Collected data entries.
--- --- ---

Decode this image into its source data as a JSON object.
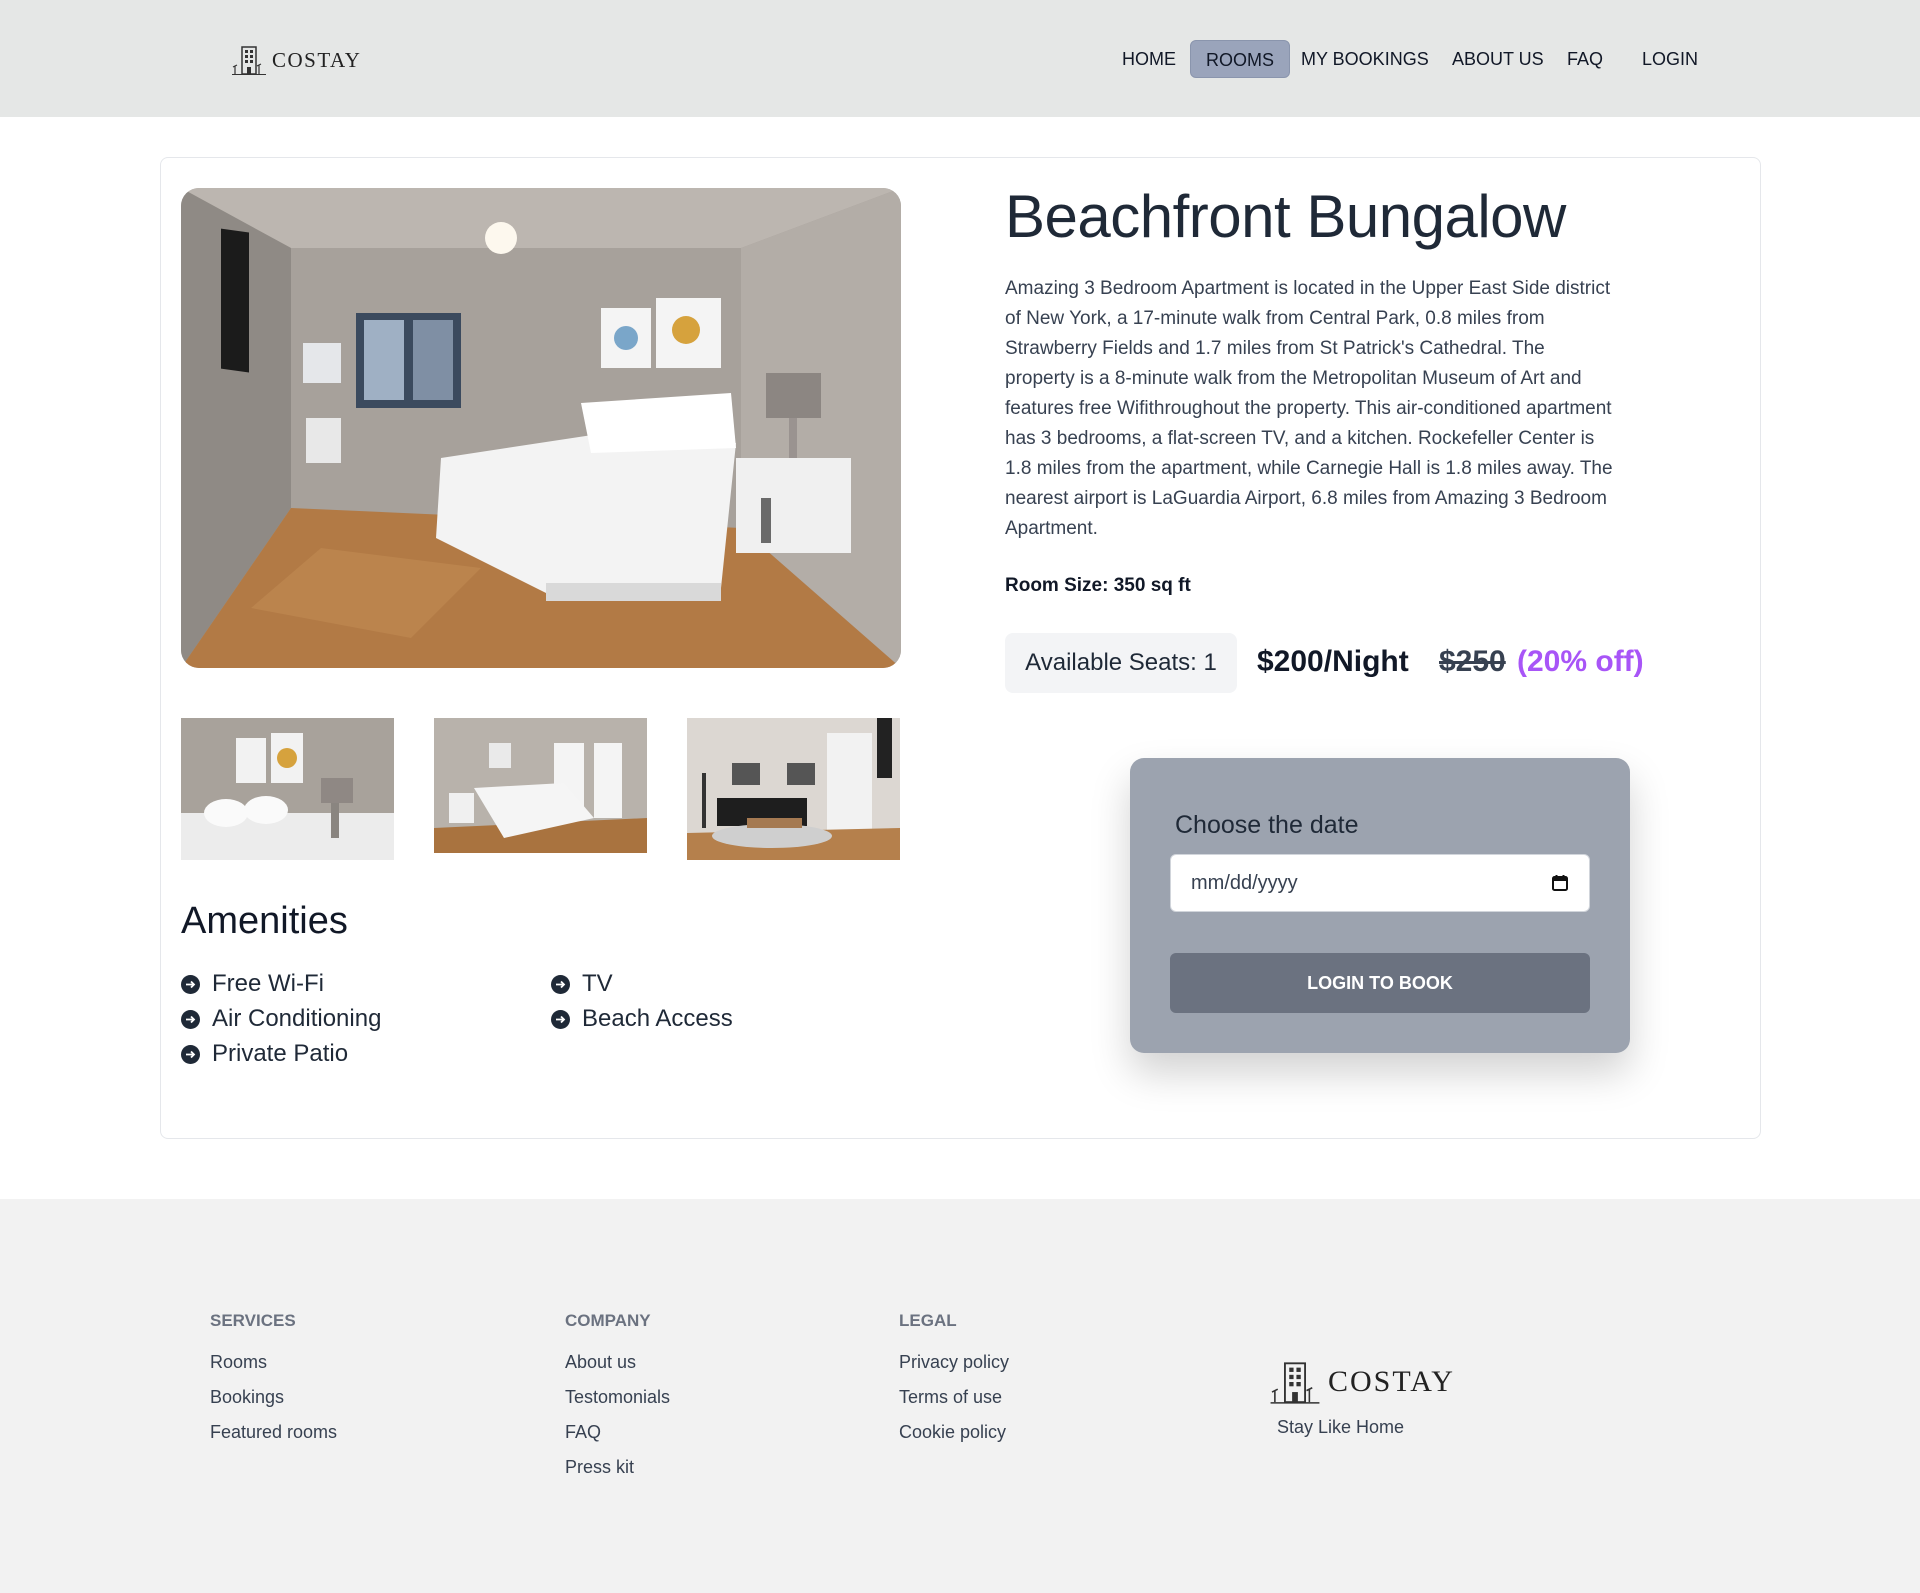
{
  "brand": {
    "name": "COSTAY",
    "tagline": "Stay Like Home"
  },
  "nav": {
    "items": [
      {
        "label": "Home",
        "active": false
      },
      {
        "label": "Rooms",
        "active": true
      },
      {
        "label": "My Bookings",
        "active": false
      },
      {
        "label": "About Us",
        "active": false
      },
      {
        "label": "FAQ",
        "active": false
      },
      {
        "label": "Login",
        "active": false
      }
    ]
  },
  "room": {
    "title": "Beachfront Bungalow",
    "description": "Amazing 3 Bedroom Apartment is located in the Upper East Side district of New York, a 17-minute walk from Central Park, 0.8 miles from Strawberry Fields and 1.7 miles from St Patrick's Cathedral. The property is a 8-minute walk from the Metropolitan Museum of Art and features free Wifithroughout the property. This air-conditioned apartment has 3 bedrooms, a flat-screen TV, and a kitchen. Rockefeller Center is 1.8 miles from the apartment, while Carnegie Hall is 1.8 miles away. The nearest airport is LaGuardia Airport, 6.8 miles from Amazing 3 Bedroom Apartment.",
    "size_label": "Room Size: 350 sq ft",
    "seats_label": "Available Seats: 1",
    "price_label": "$200/Night",
    "old_price_label": "$250",
    "discount_label": "(20% off)",
    "accent_color": "#a855f7"
  },
  "amenities": {
    "title": "Amenities",
    "items": [
      "Free Wi-Fi",
      "Air Conditioning",
      "Private Patio",
      "TV",
      "Beach Access"
    ]
  },
  "booking": {
    "label": "Choose the date",
    "date_placeholder": "mm/dd/yyyy",
    "button_label": "Login to Book"
  },
  "footer": {
    "columns": [
      {
        "heading": "Services",
        "links": [
          "Rooms",
          "Bookings",
          "Featured rooms"
        ]
      },
      {
        "heading": "Company",
        "links": [
          "About us",
          "Testomonials",
          "FAQ",
          "Press kit"
        ]
      },
      {
        "heading": "Legal",
        "links": [
          "Privacy policy",
          "Terms of use",
          "Cookie policy"
        ]
      }
    ]
  },
  "icons": {
    "logo": "hotel-building-icon",
    "amenity_bullet": "arrow-circle-right-icon",
    "calendar": "calendar-icon"
  }
}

--- --- ---

WHAT YOU NEED TO DO.
Transcribe every entry word for word, but skip the pictures.

OUTPUT OF THE EXERCISE.
Decode this image into its source data as a JSON object.
{
  "brand": {
    "name": "COSTAY",
    "tagline": "Stay Like Home"
  },
  "nav": {
    "items": [
      {
        "label": "Home",
        "active": false
      },
      {
        "label": "Rooms",
        "active": true
      },
      {
        "label": "My Bookings",
        "active": false
      },
      {
        "label": "About Us",
        "active": false
      },
      {
        "label": "FAQ",
        "active": false
      },
      {
        "label": "Login",
        "active": false
      }
    ]
  },
  "room": {
    "title": "Beachfront Bungalow",
    "description": "Amazing 3 Bedroom Apartment is located in the Upper East Side district of New York, a 17-minute walk from Central Park, 0.8 miles from Strawberry Fields and 1.7 miles from St Patrick's Cathedral. The property is a 8-minute walk from the Metropolitan Museum of Art and features free Wifithroughout the property. This air-conditioned apartment has 3 bedrooms, a flat-screen TV, and a kitchen. Rockefeller Center is 1.8 miles from the apartment, while Carnegie Hall is 1.8 miles away. The nearest airport is LaGuardia Airport, 6.8 miles from Amazing 3 Bedroom Apartment.",
    "size_label": "Room Size: 350 sq ft",
    "seats_label": "Available Seats: 1",
    "price_label": "$200/Night",
    "old_price_label": "$250",
    "discount_label": "(20% off)",
    "accent_color": "#a855f7"
  },
  "amenities": {
    "title": "Amenities",
    "items": [
      "Free Wi-Fi",
      "Air Conditioning",
      "Private Patio",
      "TV",
      "Beach Access"
    ]
  },
  "booking": {
    "label": "Choose the date",
    "date_placeholder": "mm/dd/yyyy",
    "button_label": "Login to Book"
  },
  "footer": {
    "columns": [
      {
        "heading": "Services",
        "links": [
          "Rooms",
          "Bookings",
          "Featured rooms"
        ]
      },
      {
        "heading": "Company",
        "links": [
          "About us",
          "Testomonials",
          "FAQ",
          "Press kit"
        ]
      },
      {
        "heading": "Legal",
        "links": [
          "Privacy policy",
          "Terms of use",
          "Cookie policy"
        ]
      }
    ]
  },
  "icons": {
    "logo": "hotel-building-icon",
    "amenity_bullet": "arrow-circle-right-icon",
    "calendar": "calendar-icon"
  }
}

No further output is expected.